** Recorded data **
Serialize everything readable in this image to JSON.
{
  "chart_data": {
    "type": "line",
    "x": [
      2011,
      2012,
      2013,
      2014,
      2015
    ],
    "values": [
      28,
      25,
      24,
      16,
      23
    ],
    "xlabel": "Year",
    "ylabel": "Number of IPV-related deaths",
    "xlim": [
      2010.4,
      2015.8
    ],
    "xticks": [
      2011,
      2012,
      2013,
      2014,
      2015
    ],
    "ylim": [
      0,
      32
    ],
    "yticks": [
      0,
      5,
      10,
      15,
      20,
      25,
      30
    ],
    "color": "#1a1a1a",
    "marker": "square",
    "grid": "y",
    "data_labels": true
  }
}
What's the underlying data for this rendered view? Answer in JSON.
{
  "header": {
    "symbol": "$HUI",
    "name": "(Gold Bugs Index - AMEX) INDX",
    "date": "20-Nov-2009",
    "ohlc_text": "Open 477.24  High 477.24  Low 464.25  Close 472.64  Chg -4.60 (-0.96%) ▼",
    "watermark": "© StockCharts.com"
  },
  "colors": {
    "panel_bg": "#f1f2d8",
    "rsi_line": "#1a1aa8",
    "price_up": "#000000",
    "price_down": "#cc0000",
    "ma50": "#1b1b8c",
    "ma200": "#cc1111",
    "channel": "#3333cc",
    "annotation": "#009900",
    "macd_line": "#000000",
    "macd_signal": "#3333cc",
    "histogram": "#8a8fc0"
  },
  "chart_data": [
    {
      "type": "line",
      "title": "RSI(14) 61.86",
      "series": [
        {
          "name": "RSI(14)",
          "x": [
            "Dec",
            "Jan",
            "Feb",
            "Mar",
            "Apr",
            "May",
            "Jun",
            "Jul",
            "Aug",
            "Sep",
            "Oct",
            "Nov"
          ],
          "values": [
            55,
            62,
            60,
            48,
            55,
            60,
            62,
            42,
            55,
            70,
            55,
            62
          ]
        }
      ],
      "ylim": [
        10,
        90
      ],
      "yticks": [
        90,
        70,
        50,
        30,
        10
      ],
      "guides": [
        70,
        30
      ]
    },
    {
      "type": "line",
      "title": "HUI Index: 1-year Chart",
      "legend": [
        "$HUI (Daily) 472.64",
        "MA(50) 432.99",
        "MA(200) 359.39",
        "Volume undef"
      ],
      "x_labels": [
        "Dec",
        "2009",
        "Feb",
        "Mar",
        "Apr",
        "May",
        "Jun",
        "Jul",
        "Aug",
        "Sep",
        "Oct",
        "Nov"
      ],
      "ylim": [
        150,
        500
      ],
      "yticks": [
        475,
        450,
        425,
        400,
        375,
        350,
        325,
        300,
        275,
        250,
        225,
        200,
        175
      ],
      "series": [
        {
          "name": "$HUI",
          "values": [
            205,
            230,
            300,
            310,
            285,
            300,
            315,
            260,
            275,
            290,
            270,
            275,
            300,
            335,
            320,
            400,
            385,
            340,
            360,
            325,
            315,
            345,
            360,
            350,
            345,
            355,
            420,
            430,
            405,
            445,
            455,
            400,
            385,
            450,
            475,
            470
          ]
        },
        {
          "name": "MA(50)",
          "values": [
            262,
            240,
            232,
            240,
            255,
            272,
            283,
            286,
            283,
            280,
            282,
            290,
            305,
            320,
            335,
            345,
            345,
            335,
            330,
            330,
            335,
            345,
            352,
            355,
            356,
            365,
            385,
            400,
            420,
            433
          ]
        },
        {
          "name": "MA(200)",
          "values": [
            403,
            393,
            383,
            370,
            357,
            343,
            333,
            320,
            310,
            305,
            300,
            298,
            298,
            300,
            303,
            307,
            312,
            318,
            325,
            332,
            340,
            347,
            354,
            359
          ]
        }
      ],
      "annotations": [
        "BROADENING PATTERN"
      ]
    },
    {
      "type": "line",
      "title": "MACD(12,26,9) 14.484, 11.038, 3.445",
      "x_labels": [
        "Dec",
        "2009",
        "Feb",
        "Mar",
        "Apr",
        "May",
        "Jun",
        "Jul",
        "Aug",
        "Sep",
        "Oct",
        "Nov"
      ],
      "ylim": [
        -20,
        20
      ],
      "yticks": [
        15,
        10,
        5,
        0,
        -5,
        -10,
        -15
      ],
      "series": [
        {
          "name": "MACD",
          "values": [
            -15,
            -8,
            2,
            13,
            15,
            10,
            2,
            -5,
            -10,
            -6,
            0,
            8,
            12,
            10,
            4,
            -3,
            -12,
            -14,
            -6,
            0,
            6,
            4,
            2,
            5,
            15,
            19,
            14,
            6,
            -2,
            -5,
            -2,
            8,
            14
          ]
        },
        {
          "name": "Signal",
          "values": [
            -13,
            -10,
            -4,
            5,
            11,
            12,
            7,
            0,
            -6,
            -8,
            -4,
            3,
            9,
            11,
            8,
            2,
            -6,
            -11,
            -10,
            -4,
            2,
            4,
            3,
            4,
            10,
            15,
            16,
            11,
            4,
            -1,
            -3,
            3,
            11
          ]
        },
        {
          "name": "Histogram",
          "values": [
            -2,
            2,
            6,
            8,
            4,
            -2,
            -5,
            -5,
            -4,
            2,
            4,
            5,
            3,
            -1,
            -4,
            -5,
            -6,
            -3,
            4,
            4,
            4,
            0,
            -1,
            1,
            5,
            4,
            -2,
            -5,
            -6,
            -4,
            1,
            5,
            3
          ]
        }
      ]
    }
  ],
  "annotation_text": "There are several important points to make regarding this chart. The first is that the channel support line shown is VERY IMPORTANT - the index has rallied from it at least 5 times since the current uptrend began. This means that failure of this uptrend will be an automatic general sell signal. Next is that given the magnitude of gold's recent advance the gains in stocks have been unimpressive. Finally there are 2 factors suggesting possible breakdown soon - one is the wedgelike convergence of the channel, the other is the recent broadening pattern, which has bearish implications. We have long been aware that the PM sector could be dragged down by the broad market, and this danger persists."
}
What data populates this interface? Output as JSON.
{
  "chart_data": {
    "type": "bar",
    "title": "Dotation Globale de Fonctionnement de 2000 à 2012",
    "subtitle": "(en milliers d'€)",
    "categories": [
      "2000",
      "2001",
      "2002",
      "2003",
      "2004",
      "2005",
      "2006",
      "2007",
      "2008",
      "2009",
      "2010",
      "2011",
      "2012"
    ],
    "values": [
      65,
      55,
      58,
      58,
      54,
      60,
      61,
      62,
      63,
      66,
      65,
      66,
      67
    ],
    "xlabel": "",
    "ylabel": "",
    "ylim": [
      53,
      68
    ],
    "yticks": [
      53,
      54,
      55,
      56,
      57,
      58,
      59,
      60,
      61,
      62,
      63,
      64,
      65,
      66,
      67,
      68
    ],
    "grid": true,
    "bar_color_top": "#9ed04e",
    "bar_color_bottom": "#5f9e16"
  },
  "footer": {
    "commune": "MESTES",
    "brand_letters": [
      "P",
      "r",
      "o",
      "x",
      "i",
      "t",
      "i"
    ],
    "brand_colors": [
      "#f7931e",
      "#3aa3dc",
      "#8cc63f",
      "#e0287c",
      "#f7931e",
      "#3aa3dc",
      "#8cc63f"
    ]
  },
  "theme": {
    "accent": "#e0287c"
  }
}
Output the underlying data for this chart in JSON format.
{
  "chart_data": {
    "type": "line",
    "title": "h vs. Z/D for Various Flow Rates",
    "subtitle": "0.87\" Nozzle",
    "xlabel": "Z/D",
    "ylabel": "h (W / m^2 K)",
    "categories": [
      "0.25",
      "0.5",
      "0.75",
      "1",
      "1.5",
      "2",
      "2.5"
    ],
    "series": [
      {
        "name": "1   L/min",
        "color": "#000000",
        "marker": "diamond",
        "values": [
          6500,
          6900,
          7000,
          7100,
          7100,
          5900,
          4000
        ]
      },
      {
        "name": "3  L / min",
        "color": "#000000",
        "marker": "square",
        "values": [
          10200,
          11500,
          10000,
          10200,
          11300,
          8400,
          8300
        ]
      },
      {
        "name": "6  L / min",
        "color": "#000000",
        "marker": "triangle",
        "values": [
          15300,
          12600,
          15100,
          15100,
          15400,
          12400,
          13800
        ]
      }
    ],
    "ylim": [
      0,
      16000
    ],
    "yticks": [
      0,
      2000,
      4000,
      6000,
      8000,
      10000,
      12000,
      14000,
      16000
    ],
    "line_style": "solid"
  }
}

** Exercise requirements **
Identify every line above that includes the word "marker", and show those lines.

** Worked solution **
    "marker": "square",
        "marker": "diamond",
        "marker": "square",
        "marker": "triangle",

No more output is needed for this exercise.